(Collected data entries)
+ + + + + + +
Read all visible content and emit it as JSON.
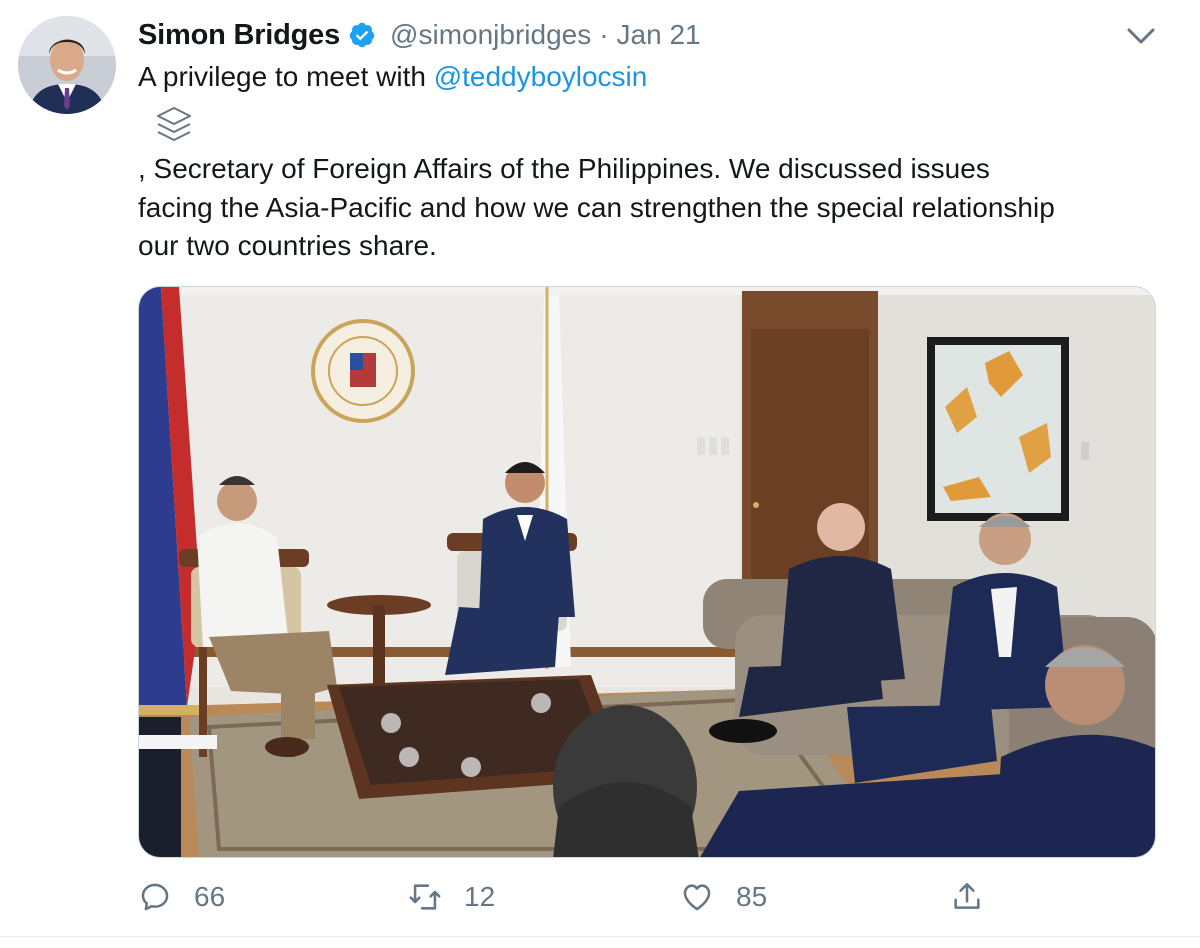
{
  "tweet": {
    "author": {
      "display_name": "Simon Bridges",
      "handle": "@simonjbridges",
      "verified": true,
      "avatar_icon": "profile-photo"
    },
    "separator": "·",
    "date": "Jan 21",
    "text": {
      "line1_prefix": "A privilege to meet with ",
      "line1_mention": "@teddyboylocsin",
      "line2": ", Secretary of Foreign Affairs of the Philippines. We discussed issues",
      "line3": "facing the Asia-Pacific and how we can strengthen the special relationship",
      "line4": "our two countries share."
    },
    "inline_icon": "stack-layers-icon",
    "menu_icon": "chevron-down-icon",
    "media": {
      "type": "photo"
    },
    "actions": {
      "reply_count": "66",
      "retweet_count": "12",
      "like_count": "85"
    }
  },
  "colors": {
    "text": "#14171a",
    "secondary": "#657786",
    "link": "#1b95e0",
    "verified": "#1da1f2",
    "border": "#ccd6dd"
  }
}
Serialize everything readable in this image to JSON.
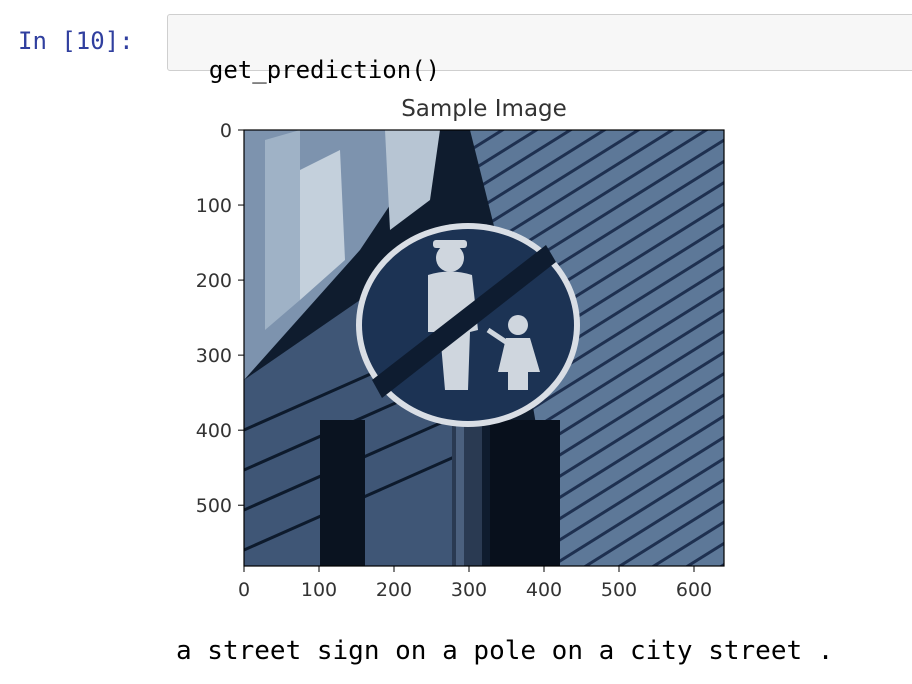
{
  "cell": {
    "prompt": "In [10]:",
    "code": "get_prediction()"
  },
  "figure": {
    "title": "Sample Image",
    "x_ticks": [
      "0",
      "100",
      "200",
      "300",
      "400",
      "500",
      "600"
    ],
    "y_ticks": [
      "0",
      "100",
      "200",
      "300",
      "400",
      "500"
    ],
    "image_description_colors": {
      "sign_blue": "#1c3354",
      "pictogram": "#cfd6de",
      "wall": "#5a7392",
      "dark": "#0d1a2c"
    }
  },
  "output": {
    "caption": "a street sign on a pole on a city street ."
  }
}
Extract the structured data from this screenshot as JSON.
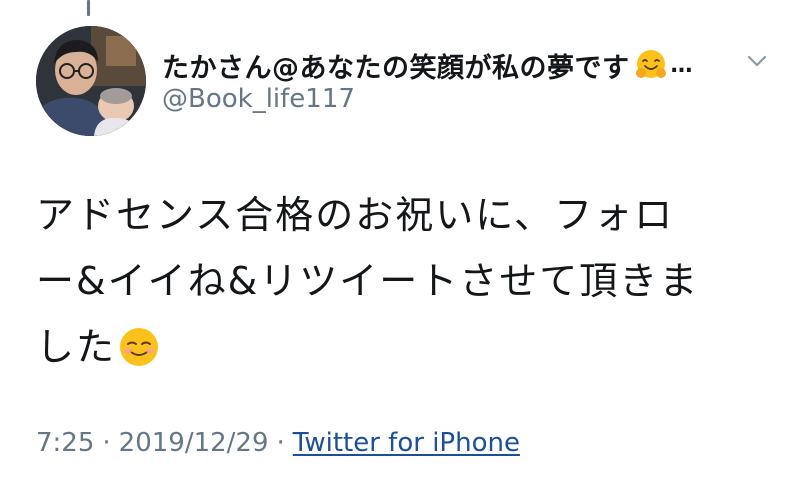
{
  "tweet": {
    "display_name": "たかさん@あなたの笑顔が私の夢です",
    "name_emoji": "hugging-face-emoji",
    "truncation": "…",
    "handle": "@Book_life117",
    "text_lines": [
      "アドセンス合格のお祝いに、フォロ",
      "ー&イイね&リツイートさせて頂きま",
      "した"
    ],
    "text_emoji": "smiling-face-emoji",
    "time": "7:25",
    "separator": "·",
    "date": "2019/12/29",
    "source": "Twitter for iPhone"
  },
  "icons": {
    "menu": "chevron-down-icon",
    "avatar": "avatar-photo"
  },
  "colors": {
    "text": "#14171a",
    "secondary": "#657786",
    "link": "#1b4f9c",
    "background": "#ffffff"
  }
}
+ + + + + + +
Short task:
Exclude the pictures, and output exactly the lines from the one with "Extract the structured" through the last line of the records, both included.

Task output:
Extract the structured data from this screenshot as JSON.
{
  "tweet": {
    "display_name": "たかさん@あなたの笑顔が私の夢です",
    "name_emoji": "hugging-face-emoji",
    "truncation": "…",
    "handle": "@Book_life117",
    "text_lines": [
      "アドセンス合格のお祝いに、フォロ",
      "ー&イイね&リツイートさせて頂きま",
      "した"
    ],
    "text_emoji": "smiling-face-emoji",
    "time": "7:25",
    "separator": "·",
    "date": "2019/12/29",
    "source": "Twitter for iPhone"
  },
  "icons": {
    "menu": "chevron-down-icon",
    "avatar": "avatar-photo"
  },
  "colors": {
    "text": "#14171a",
    "secondary": "#657786",
    "link": "#1b4f9c",
    "background": "#ffffff"
  }
}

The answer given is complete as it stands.